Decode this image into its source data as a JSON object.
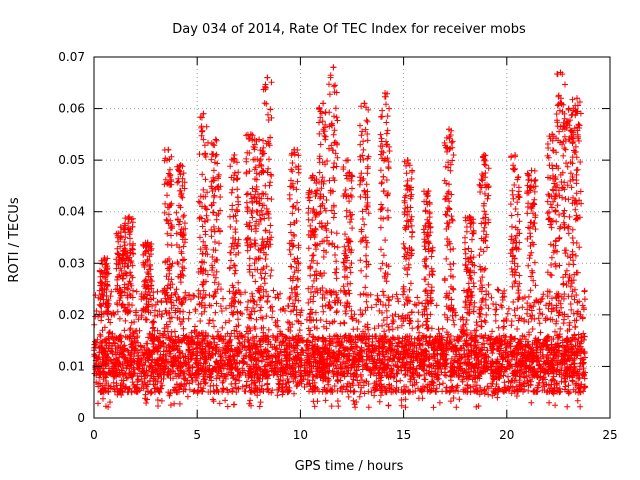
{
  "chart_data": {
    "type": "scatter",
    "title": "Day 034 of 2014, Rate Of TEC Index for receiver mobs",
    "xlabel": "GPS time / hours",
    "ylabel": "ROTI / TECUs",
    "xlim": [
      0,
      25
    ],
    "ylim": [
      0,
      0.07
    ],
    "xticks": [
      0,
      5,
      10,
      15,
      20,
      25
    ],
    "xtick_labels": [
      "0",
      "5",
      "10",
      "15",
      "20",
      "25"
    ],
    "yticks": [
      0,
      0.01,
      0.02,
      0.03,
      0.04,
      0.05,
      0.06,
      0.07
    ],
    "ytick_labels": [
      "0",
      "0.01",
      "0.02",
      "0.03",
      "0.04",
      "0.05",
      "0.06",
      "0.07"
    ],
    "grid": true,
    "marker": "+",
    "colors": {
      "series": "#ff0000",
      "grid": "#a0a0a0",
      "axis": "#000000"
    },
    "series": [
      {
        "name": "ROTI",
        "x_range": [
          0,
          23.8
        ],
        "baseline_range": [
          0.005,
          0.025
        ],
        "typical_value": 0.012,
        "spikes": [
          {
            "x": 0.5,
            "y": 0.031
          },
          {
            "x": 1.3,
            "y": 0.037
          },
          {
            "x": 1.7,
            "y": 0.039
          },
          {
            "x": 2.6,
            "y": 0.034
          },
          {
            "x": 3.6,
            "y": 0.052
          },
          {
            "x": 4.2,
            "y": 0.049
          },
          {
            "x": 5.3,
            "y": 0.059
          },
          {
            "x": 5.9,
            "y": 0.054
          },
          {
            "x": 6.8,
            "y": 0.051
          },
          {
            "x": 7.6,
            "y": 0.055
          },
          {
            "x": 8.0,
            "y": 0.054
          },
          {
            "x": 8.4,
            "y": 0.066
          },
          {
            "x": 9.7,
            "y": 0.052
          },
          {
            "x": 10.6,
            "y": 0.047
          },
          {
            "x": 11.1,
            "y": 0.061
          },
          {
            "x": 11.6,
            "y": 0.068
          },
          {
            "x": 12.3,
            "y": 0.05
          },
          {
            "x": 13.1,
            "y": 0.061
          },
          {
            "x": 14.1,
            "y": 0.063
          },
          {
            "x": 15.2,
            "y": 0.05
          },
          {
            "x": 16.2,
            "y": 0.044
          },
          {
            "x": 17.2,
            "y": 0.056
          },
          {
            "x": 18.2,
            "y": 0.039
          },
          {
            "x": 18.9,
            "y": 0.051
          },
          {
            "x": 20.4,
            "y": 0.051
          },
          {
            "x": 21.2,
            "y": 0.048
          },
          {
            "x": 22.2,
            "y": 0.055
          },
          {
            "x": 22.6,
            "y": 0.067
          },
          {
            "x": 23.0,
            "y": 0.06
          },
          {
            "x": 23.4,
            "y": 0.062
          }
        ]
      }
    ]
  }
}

◆ REQUIRED TASK ◆
Leave out all pictures, then copy the remaining material exactly.

◆ RESULT FOR THIS EXERCISE ◆
Decode this image into its source data as a JSON object.
{
  "chart_data": {
    "type": "scatter",
    "title": "Day 034 of 2014, Rate Of TEC Index for receiver mobs",
    "xlabel": "GPS time / hours",
    "ylabel": "ROTI / TECUs",
    "xlim": [
      0,
      25
    ],
    "ylim": [
      0,
      0.07
    ],
    "xticks": [
      0,
      5,
      10,
      15,
      20,
      25
    ],
    "xtick_labels": [
      "0",
      "5",
      "10",
      "15",
      "20",
      "25"
    ],
    "yticks": [
      0,
      0.01,
      0.02,
      0.03,
      0.04,
      0.05,
      0.06,
      0.07
    ],
    "ytick_labels": [
      "0",
      "0.01",
      "0.02",
      "0.03",
      "0.04",
      "0.05",
      "0.06",
      "0.07"
    ],
    "grid": true,
    "marker": "+",
    "colors": {
      "series": "#ff0000",
      "grid": "#a0a0a0",
      "axis": "#000000"
    },
    "series": [
      {
        "name": "ROTI",
        "x_range": [
          0,
          23.8
        ],
        "baseline_range": [
          0.005,
          0.025
        ],
        "typical_value": 0.012,
        "spikes": [
          {
            "x": 0.5,
            "y": 0.031
          },
          {
            "x": 1.3,
            "y": 0.037
          },
          {
            "x": 1.7,
            "y": 0.039
          },
          {
            "x": 2.6,
            "y": 0.034
          },
          {
            "x": 3.6,
            "y": 0.052
          },
          {
            "x": 4.2,
            "y": 0.049
          },
          {
            "x": 5.3,
            "y": 0.059
          },
          {
            "x": 5.9,
            "y": 0.054
          },
          {
            "x": 6.8,
            "y": 0.051
          },
          {
            "x": 7.6,
            "y": 0.055
          },
          {
            "x": 8.0,
            "y": 0.054
          },
          {
            "x": 8.4,
            "y": 0.066
          },
          {
            "x": 9.7,
            "y": 0.052
          },
          {
            "x": 10.6,
            "y": 0.047
          },
          {
            "x": 11.1,
            "y": 0.061
          },
          {
            "x": 11.6,
            "y": 0.068
          },
          {
            "x": 12.3,
            "y": 0.05
          },
          {
            "x": 13.1,
            "y": 0.061
          },
          {
            "x": 14.1,
            "y": 0.063
          },
          {
            "x": 15.2,
            "y": 0.05
          },
          {
            "x": 16.2,
            "y": 0.044
          },
          {
            "x": 17.2,
            "y": 0.056
          },
          {
            "x": 18.2,
            "y": 0.039
          },
          {
            "x": 18.9,
            "y": 0.051
          },
          {
            "x": 20.4,
            "y": 0.051
          },
          {
            "x": 21.2,
            "y": 0.048
          },
          {
            "x": 22.2,
            "y": 0.055
          },
          {
            "x": 22.6,
            "y": 0.067
          },
          {
            "x": 23.0,
            "y": 0.06
          },
          {
            "x": 23.4,
            "y": 0.062
          }
        ]
      }
    ]
  }
}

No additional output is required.